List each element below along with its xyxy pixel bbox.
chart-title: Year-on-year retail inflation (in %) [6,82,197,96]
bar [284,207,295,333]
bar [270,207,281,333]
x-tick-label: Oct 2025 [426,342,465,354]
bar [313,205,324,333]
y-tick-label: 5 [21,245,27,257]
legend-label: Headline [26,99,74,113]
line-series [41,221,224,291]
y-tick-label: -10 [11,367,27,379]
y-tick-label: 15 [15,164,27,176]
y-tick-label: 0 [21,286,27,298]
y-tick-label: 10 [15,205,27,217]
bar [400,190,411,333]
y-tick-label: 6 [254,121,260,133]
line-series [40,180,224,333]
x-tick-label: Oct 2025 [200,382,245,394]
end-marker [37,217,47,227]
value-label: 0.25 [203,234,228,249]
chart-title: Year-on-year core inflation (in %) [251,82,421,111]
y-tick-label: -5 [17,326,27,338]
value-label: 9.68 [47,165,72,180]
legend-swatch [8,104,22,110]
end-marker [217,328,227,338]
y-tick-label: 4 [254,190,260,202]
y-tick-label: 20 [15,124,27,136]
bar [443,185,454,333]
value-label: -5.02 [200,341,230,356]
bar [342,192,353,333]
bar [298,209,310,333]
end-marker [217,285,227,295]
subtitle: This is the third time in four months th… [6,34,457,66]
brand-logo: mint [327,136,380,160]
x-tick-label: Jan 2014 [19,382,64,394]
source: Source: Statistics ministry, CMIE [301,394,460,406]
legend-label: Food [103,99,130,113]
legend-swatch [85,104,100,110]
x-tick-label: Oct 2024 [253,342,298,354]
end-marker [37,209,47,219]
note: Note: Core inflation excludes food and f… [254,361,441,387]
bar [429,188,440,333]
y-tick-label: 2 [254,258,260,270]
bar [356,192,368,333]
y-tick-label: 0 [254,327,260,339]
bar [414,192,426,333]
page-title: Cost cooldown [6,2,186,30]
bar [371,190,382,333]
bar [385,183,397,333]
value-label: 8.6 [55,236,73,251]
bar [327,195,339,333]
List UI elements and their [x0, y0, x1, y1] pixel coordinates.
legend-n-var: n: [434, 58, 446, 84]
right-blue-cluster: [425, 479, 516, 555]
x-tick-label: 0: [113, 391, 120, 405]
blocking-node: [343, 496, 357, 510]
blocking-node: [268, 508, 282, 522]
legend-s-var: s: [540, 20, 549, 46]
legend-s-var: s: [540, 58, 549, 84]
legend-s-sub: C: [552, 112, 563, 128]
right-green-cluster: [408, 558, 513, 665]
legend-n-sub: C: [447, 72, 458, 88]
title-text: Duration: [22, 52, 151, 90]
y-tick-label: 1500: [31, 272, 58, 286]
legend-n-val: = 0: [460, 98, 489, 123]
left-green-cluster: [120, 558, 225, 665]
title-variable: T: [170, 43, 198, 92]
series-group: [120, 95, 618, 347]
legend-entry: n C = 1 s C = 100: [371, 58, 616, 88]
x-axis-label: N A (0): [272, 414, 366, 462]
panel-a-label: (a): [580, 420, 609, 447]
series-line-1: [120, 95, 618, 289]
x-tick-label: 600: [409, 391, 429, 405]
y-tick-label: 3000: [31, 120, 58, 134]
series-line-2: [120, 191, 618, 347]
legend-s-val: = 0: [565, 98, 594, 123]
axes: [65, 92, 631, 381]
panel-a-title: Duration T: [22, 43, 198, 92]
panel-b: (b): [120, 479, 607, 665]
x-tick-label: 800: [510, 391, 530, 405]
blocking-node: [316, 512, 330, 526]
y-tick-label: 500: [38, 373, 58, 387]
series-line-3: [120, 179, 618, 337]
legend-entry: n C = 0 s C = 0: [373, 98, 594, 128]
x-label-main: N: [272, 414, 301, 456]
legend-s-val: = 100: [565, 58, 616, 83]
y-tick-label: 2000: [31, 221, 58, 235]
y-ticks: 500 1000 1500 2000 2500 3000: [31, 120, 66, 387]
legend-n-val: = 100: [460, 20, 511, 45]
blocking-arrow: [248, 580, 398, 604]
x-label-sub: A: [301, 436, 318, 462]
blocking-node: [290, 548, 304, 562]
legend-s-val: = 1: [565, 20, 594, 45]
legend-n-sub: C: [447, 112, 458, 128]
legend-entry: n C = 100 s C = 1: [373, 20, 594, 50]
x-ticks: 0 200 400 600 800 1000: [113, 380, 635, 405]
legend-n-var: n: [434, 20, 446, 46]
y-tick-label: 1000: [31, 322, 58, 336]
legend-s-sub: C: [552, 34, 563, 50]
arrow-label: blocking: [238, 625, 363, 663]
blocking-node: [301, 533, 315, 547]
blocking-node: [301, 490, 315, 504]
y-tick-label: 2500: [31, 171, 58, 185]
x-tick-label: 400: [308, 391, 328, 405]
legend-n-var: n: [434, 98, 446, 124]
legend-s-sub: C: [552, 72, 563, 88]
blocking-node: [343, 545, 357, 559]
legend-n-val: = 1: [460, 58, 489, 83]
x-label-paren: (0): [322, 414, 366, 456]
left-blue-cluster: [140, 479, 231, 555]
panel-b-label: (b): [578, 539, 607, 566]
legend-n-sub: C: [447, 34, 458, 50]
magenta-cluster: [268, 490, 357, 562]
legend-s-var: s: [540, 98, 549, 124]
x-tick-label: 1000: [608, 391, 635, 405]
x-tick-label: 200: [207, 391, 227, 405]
★ ★ ★ ★
Rewrite the listing as a Markdown table with the columns Row and Line, starting at its first line and ending at the line that contains "line-series [40,180,224,333]". Number each row and leave out any blank lines.

| Row | Line |
|---|---|
| 1 | List each element below along with its xyxy pixel bbox. |
| 2 | chart-title: Year-on-year retail inflation (in %) [6,82,197,96] |
| 3 | bar [284,207,295,333] |
| 4 | bar [270,207,281,333] |
| 5 | x-tick-label: Oct 2025 [426,342,465,354] |
| 6 | bar [313,205,324,333] |
| 7 | y-tick-label: 5 [21,245,27,257] |
| 8 | legend-label: Headline [26,99,74,113] |
| 9 | line-series [41,221,224,291] |
| 10 | y-tick-label: -10 [11,367,27,379] |
| 11 | y-tick-label: 15 [15,164,27,176] |
| 12 | y-tick-label: 0 [21,286,27,298] |
| 13 | y-tick-label: 10 [15,205,27,217] |
| 14 | bar [400,190,411,333] |
| 15 | y-tick-label: 6 [254,121,260,133] |
| 16 | line-series [40,180,224,333] |